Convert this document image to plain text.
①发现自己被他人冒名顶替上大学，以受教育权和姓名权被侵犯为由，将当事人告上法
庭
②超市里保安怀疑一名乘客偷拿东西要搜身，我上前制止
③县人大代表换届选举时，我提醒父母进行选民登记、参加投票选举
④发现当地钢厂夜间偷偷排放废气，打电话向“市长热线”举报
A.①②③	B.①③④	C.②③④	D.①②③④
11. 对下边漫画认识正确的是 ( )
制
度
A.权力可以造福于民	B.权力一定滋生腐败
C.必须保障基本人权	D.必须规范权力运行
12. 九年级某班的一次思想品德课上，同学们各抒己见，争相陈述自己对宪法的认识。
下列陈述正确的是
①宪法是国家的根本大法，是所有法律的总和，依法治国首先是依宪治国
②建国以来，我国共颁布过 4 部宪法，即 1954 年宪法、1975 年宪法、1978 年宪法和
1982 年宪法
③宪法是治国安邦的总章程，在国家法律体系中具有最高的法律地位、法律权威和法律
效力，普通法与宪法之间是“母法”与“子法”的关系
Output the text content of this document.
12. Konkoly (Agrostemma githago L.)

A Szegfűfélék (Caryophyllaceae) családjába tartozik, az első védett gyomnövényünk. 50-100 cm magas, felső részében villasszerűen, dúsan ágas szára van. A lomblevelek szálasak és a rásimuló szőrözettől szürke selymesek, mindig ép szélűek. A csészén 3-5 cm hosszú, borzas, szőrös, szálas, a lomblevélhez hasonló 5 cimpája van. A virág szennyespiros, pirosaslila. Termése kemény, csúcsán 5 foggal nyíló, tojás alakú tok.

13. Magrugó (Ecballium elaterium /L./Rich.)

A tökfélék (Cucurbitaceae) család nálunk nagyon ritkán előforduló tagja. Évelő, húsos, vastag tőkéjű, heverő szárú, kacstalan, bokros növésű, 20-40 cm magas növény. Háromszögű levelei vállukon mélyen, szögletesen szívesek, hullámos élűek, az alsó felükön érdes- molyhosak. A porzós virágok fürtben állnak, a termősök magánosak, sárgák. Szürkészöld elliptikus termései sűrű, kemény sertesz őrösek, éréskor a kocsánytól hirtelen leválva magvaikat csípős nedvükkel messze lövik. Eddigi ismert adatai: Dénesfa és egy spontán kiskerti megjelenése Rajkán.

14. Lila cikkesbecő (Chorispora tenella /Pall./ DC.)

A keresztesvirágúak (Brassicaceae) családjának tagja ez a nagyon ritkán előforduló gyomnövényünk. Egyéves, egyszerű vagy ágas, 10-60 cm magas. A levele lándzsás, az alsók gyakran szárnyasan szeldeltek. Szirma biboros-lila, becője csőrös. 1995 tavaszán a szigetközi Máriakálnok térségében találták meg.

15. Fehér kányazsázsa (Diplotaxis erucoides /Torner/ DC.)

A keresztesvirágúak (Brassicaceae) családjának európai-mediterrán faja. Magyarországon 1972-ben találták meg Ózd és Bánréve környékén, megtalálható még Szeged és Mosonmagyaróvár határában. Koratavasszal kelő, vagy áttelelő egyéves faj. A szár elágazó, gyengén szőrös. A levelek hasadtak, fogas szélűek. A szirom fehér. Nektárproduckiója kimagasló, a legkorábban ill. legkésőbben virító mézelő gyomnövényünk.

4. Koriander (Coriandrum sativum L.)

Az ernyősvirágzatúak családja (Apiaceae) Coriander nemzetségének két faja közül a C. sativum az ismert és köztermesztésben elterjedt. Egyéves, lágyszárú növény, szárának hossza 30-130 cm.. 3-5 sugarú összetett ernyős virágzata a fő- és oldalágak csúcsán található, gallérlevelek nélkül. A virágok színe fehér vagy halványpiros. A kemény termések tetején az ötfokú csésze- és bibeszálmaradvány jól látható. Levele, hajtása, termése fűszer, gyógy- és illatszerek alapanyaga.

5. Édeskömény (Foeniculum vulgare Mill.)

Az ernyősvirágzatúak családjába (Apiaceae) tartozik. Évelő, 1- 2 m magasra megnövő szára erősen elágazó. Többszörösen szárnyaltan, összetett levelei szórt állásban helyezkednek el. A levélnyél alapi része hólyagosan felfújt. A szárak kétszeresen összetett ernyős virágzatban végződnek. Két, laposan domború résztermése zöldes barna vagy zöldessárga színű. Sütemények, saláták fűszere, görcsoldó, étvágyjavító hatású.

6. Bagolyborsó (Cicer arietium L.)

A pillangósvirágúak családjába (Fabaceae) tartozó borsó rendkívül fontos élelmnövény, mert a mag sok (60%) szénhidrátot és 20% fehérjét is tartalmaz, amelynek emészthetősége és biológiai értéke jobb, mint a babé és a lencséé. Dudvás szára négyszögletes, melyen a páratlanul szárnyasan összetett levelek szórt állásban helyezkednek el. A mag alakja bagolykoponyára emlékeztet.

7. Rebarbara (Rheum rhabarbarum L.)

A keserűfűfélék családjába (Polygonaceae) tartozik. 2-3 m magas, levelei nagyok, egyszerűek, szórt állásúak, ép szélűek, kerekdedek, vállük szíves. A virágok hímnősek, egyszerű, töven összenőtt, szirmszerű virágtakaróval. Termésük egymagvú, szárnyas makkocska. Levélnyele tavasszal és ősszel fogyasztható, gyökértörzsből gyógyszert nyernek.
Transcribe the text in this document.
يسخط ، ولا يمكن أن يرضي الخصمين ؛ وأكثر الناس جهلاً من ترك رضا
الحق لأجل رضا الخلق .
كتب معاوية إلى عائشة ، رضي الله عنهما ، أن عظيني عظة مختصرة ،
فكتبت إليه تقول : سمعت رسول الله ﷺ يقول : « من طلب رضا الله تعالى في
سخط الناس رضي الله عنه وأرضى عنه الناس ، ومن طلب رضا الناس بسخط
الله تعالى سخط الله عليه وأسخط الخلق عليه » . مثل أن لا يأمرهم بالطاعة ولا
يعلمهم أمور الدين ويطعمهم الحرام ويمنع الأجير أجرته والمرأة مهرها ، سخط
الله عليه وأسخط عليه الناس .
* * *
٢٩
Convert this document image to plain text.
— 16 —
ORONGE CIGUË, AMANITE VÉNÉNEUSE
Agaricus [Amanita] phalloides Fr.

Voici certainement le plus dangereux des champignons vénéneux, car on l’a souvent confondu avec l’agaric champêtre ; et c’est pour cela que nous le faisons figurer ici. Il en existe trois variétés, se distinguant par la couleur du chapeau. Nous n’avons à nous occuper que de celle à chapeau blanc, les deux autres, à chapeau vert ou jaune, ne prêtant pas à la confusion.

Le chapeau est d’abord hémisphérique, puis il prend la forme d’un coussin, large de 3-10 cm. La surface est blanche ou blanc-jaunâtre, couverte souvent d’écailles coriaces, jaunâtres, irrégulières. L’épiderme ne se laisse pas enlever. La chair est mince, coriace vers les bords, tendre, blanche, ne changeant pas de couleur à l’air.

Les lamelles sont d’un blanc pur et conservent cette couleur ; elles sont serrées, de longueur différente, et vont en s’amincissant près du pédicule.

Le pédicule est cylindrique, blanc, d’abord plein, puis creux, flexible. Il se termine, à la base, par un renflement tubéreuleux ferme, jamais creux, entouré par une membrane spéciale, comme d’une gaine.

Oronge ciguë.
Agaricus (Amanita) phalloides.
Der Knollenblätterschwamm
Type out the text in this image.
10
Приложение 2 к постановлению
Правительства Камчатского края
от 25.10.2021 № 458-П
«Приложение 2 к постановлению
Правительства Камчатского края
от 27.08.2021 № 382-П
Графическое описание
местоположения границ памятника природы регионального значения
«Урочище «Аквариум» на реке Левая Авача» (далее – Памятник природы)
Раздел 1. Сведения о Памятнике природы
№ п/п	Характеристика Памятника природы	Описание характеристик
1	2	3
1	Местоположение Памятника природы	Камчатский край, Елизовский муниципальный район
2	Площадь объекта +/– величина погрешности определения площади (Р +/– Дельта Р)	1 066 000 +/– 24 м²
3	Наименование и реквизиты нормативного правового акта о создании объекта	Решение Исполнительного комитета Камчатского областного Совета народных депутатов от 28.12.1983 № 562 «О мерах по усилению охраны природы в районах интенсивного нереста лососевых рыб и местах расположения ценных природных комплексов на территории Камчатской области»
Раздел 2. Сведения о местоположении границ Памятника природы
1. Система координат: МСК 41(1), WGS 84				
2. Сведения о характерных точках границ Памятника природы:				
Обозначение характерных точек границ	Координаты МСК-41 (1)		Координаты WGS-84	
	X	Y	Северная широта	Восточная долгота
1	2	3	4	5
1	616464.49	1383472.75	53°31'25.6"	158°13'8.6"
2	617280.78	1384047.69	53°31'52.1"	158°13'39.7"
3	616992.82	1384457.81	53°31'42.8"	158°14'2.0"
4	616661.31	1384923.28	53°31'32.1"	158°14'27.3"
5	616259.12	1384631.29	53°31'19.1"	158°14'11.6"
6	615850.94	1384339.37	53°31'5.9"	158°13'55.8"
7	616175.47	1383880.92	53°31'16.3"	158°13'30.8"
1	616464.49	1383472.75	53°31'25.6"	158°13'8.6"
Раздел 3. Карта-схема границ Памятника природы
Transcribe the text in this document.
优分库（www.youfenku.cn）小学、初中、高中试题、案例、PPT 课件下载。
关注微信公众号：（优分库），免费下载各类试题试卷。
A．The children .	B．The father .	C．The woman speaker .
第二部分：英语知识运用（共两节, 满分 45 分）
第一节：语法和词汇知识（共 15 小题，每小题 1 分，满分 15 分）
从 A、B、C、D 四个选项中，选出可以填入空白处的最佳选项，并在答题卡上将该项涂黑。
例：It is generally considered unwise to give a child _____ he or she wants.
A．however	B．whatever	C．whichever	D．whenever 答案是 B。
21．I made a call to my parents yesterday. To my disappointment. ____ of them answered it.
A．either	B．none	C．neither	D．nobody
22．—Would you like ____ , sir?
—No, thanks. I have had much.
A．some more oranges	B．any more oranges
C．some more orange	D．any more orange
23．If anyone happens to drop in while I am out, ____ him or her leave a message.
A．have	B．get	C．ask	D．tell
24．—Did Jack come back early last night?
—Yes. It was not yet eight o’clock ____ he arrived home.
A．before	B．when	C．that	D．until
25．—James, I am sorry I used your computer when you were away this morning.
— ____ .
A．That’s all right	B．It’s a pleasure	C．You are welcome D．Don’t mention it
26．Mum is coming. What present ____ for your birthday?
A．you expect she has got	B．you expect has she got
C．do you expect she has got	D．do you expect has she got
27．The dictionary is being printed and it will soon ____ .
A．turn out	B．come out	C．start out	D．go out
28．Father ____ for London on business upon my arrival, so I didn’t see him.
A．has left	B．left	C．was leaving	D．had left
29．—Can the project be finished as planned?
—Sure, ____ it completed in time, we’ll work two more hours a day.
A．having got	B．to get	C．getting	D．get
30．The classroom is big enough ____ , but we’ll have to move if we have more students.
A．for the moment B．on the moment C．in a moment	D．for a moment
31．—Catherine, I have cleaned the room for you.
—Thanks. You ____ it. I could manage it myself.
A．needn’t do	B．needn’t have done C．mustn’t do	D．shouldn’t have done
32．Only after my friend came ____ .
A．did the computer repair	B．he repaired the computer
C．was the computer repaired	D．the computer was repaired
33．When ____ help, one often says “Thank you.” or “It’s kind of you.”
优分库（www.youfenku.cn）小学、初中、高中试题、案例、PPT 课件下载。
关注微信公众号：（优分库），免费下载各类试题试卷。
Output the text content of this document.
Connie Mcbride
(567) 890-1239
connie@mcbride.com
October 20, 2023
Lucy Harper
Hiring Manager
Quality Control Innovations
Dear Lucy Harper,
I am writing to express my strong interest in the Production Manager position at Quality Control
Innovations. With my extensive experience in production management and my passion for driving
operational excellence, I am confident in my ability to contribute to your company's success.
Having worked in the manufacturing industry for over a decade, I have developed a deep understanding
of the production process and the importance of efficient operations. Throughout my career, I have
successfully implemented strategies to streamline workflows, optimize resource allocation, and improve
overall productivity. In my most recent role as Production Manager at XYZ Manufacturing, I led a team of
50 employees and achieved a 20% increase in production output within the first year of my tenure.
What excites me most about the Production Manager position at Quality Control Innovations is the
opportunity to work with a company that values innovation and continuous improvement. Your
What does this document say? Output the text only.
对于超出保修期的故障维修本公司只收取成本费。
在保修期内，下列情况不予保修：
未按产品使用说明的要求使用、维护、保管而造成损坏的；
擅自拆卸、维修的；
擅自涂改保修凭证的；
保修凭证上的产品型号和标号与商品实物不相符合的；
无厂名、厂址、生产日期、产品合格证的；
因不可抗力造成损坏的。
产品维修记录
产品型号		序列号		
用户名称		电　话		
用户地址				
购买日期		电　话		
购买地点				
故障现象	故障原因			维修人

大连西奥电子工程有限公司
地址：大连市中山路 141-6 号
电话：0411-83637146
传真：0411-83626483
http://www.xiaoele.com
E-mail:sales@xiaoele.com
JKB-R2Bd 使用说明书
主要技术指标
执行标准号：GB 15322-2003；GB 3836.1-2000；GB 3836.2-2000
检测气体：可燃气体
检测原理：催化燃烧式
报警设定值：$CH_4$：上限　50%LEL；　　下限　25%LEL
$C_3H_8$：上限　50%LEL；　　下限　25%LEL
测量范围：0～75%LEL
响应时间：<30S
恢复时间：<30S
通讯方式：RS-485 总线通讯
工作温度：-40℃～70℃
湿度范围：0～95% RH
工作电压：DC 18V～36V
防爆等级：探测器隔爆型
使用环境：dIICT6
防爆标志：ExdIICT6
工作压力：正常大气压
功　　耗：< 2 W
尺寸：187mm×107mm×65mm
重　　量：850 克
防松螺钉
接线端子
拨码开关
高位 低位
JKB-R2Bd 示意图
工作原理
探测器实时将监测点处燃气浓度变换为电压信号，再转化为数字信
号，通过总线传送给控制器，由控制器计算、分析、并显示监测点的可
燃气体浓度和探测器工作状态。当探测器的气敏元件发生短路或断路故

--

Determine how many lines in the listing above hold the word "expect", answering with the number only.

**Finished task**.
2